◆ AIM OF THE TASK ◆
Copy the records below line for line, with no pictures in your answer.

◆ EXTRACTED DATA ◆
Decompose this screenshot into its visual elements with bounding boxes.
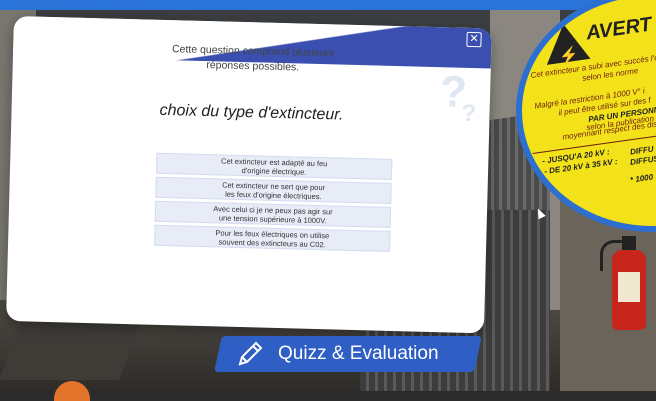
option-3-line-2: une tension supérieure à 1000V. [218,213,327,226]
option-1-line-2: d'origine électrique. [241,166,307,177]
pencil-icon [238,341,263,366]
quiz-dialog: ✕ ? ? Cette question comprend plusieurs … [6,16,492,334]
answer-option-3[interactable]: Avec celui ci je ne peux pas agir sur un… [154,200,392,228]
banner-label: Quizz & Evaluation [278,343,439,364]
warning-title: AVERT [584,13,654,45]
warning-footer: * 1000 [629,172,654,185]
extinguisher-label [618,272,640,302]
floor-plate [0,320,141,380]
close-button[interactable]: ✕ [466,31,482,48]
top-bar [0,0,656,10]
quiz-instruction: Cette question comprend plusieurs répons… [143,41,364,77]
instruction-line-1: Cette question comprend plusieurs [171,43,335,60]
option-4-line-2: souvent des extincteurs au C02. [218,237,326,250]
quiz-banner[interactable]: Quizz & Evaluation [234,338,439,370]
quiz-question: choix du type d'extincteur. [159,101,344,124]
answer-option-4[interactable]: Pour les feux électriques on utilise sou… [154,224,391,252]
question-mark-small-icon: ? [461,99,477,128]
close-icon: ✕ [469,32,479,46]
option-2-line-2: les feux d'origine électriques. [225,189,322,202]
answer-option-1[interactable]: Cet extincteur est adapté au feu d'origi… [155,152,393,180]
instruction-line-2: réponses possibles. [206,59,300,74]
answer-option-2[interactable]: Cet extincteur ne sert que pour les feux… [155,176,392,204]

◆ EXERCISE RESPONSE ◆
Decompose this screenshot into its visual elements with bounding boxes.
option-3-line-2: une tension supérieure à 1000V. [218,213,327,226]
option-1-line-2: d'origine électrique. [241,166,307,177]
pencil-icon [238,341,263,366]
quiz-dialog: ✕ ? ? Cette question comprend plusieurs … [6,16,492,334]
answer-option-3[interactable]: Avec celui ci je ne peux pas agir sur un… [154,200,392,228]
banner-label: Quizz & Evaluation [278,343,439,364]
warning-title: AVERT [584,13,654,45]
warning-footer: * 1000 [629,172,654,185]
extinguisher-label [618,272,640,302]
floor-plate [0,320,141,380]
close-button[interactable]: ✕ [466,31,482,48]
top-bar [0,0,656,10]
quiz-instruction: Cette question comprend plusieurs répons… [143,41,364,77]
instruction-line-1: Cette question comprend plusieurs [171,43,335,60]
option-4-line-2: souvent des extincteurs au C02. [218,237,326,250]
quiz-banner[interactable]: Quizz & Evaluation [234,338,439,370]
quiz-question: choix du type d'extincteur. [159,101,344,124]
answer-option-4[interactable]: Pour les feux électriques on utilise sou… [154,224,391,252]
question-mark-small-icon: ? [461,99,477,128]
close-icon: ✕ [469,32,479,46]
option-2-line-2: les feux d'origine électriques. [225,189,322,202]
answer-option-1[interactable]: Cet extincteur est adapté au feu d'origi… [155,152,393,180]
instruction-line-2: réponses possibles. [206,59,300,74]
answer-option-2[interactable]: Cet extincteur ne sert que pour les feux… [155,176,392,204]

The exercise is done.